## Stored records:
• • • • •
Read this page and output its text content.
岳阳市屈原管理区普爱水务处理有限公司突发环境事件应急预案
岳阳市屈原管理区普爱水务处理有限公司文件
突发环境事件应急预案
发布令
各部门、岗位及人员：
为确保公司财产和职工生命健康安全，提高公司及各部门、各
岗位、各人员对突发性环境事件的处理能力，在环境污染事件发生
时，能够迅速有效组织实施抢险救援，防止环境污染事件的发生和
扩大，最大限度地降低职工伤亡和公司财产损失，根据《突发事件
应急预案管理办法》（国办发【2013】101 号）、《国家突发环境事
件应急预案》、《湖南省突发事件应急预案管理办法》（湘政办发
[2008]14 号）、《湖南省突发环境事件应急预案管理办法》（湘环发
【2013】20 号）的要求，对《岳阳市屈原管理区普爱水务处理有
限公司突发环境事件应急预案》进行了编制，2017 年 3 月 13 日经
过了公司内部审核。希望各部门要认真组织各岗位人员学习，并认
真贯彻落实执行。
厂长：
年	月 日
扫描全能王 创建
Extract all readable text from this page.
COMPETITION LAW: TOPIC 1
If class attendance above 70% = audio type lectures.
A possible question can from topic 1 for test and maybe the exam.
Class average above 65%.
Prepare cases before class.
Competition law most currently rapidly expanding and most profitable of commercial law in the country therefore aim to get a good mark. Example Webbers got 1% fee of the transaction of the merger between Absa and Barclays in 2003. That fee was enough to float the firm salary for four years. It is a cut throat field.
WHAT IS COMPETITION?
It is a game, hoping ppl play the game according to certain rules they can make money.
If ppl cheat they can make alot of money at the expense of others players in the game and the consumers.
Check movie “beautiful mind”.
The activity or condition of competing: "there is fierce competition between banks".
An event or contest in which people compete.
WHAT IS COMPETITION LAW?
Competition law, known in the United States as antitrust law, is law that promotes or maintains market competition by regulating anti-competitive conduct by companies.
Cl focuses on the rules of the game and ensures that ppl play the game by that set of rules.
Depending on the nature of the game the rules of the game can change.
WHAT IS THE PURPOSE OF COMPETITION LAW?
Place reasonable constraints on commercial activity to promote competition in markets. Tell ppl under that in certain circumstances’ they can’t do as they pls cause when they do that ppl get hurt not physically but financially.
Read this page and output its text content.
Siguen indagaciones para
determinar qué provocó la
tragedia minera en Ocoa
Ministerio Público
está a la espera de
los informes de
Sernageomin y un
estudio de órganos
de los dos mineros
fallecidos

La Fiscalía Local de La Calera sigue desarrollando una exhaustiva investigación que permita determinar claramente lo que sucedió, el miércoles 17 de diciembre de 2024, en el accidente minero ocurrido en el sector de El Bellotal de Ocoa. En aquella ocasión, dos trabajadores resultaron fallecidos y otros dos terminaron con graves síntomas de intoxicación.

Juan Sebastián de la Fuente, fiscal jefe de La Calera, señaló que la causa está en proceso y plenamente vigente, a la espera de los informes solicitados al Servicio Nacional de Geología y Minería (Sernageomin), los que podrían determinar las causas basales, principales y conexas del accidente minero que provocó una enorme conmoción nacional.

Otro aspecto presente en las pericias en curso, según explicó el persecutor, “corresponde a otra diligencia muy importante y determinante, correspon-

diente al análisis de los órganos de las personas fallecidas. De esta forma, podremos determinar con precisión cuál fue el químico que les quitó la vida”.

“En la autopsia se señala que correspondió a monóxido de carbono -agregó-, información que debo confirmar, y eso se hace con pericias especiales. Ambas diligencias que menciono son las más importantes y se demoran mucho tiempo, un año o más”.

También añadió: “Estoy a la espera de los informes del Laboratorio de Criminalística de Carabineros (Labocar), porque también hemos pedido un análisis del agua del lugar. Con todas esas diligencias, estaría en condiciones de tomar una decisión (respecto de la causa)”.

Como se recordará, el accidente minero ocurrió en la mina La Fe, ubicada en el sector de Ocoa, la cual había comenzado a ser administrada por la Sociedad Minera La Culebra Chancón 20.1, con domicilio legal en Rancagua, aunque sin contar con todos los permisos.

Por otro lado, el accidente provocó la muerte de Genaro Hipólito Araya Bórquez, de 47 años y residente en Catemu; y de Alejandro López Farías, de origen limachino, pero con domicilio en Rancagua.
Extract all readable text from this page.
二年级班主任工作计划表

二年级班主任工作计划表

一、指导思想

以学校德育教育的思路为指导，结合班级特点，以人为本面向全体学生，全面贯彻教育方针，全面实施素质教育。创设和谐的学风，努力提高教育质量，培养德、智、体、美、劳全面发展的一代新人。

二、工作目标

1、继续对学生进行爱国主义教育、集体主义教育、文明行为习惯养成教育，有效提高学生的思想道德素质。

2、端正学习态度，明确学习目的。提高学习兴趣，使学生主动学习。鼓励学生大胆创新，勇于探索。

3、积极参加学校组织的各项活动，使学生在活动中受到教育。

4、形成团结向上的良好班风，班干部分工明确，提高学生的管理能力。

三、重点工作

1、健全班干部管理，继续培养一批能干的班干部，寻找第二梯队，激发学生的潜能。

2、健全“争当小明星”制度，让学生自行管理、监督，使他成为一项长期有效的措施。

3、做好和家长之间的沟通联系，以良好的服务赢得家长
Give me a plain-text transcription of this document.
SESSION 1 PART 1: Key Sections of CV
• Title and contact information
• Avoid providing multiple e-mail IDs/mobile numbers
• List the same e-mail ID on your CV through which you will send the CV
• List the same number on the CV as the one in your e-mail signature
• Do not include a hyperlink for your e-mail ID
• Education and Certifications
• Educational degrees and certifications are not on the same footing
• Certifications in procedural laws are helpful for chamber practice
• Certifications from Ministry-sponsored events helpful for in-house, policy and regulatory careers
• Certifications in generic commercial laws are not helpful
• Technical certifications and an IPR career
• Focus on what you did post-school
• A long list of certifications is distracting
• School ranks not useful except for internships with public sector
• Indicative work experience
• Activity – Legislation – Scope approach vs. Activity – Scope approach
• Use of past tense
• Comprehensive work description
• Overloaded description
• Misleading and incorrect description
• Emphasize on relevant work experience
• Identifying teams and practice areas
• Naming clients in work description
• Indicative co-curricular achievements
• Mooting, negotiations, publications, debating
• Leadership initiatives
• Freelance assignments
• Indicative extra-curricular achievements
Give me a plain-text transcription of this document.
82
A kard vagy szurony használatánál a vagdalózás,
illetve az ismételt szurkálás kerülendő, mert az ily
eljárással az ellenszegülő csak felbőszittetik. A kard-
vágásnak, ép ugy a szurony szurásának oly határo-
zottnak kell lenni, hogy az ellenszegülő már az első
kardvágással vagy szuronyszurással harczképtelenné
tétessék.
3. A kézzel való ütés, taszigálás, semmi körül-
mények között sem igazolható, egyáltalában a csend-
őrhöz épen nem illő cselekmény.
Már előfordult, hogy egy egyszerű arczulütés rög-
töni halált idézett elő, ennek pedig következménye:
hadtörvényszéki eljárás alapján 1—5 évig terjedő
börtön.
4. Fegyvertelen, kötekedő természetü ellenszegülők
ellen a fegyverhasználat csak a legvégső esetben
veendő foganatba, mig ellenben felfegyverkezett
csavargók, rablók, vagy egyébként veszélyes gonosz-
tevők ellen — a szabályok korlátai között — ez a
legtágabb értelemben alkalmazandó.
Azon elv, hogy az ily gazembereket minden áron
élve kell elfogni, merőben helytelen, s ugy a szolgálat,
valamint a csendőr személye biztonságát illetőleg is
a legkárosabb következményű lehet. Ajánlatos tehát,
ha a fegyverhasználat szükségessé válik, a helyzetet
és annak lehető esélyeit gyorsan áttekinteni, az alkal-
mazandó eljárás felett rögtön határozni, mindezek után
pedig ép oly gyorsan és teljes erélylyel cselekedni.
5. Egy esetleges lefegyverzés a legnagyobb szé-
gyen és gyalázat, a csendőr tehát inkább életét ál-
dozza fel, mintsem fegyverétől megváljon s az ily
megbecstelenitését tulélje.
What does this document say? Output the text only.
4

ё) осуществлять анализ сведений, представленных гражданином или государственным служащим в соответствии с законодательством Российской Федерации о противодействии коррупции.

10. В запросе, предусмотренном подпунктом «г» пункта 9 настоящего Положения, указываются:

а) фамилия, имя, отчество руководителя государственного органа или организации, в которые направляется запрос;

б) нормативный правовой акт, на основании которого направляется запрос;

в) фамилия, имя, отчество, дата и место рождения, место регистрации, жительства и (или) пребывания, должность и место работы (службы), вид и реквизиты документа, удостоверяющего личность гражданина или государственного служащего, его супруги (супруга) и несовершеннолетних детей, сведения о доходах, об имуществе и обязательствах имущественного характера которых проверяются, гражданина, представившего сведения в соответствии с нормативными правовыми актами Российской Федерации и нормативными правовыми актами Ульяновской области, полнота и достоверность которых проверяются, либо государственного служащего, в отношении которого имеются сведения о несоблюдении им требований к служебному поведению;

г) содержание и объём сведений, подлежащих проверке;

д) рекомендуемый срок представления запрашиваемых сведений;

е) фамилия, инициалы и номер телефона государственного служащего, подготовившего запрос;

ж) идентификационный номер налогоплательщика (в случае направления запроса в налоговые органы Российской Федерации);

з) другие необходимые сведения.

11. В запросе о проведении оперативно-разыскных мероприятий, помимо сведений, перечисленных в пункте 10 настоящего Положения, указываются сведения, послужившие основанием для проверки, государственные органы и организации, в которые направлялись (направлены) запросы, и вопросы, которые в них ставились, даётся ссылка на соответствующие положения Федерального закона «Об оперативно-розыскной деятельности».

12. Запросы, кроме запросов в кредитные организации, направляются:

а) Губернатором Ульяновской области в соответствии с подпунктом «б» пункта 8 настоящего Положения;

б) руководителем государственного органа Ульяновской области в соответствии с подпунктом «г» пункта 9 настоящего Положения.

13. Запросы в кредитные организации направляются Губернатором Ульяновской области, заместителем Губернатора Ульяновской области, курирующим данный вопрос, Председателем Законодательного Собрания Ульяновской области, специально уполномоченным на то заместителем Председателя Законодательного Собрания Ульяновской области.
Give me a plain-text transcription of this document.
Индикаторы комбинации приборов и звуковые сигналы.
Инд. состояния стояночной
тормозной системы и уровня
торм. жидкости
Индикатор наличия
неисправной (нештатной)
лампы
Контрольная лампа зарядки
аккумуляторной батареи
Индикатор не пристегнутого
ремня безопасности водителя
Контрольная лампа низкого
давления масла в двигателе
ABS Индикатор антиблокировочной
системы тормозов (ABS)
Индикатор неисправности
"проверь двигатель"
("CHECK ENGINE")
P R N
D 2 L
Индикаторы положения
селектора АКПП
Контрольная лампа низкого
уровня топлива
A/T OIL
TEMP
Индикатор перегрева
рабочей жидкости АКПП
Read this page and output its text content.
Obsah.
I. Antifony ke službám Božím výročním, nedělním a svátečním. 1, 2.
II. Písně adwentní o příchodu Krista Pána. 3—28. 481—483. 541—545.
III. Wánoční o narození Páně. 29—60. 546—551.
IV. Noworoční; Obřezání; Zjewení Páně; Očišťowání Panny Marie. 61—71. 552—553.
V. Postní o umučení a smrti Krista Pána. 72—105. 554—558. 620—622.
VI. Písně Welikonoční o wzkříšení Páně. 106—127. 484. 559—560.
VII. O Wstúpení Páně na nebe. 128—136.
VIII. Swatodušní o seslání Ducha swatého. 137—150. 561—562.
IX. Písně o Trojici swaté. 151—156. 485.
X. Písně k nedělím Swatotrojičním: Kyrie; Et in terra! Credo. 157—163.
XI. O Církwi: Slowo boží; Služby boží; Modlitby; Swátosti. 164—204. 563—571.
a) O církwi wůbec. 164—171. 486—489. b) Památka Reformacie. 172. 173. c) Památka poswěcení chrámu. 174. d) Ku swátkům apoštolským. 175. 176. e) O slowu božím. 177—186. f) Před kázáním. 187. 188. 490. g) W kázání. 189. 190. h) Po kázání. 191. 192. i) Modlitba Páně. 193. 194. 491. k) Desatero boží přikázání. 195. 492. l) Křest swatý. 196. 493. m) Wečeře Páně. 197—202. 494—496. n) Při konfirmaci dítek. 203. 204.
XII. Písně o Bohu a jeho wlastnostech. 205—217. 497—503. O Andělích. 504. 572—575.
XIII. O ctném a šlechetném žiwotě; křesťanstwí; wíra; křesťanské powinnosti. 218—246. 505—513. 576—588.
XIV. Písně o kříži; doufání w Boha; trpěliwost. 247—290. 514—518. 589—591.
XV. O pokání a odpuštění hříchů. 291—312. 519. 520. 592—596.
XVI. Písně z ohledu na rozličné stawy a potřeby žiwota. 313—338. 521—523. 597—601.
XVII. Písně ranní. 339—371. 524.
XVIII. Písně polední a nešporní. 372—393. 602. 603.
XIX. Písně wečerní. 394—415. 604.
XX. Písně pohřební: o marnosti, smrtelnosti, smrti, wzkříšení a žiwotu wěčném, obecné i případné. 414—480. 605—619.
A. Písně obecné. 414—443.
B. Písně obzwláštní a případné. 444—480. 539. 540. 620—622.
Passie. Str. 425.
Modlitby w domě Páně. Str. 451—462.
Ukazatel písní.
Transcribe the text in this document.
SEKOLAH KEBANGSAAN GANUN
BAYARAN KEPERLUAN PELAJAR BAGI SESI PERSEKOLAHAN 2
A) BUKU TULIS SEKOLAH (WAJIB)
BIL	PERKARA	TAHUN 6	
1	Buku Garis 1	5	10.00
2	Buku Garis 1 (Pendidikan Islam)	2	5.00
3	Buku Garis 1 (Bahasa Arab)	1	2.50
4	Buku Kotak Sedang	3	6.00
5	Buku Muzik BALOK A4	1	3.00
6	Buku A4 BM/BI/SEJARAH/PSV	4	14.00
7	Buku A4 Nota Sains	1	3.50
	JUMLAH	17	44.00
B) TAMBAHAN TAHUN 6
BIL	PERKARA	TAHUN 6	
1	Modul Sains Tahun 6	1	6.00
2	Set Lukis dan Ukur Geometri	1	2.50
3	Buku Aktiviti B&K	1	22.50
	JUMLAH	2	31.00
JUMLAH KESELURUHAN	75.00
• • • • •
## OBJECTIVE:
Pick out and copy the lines of the entries that hold the string "money".

## RESPONSE TO THIS EXERCISE:
It is a game, hoping ppl play the game according to certain rules they can make money.
If ppl cheat they can make alot of money at the expense of others players in the game and the consumers.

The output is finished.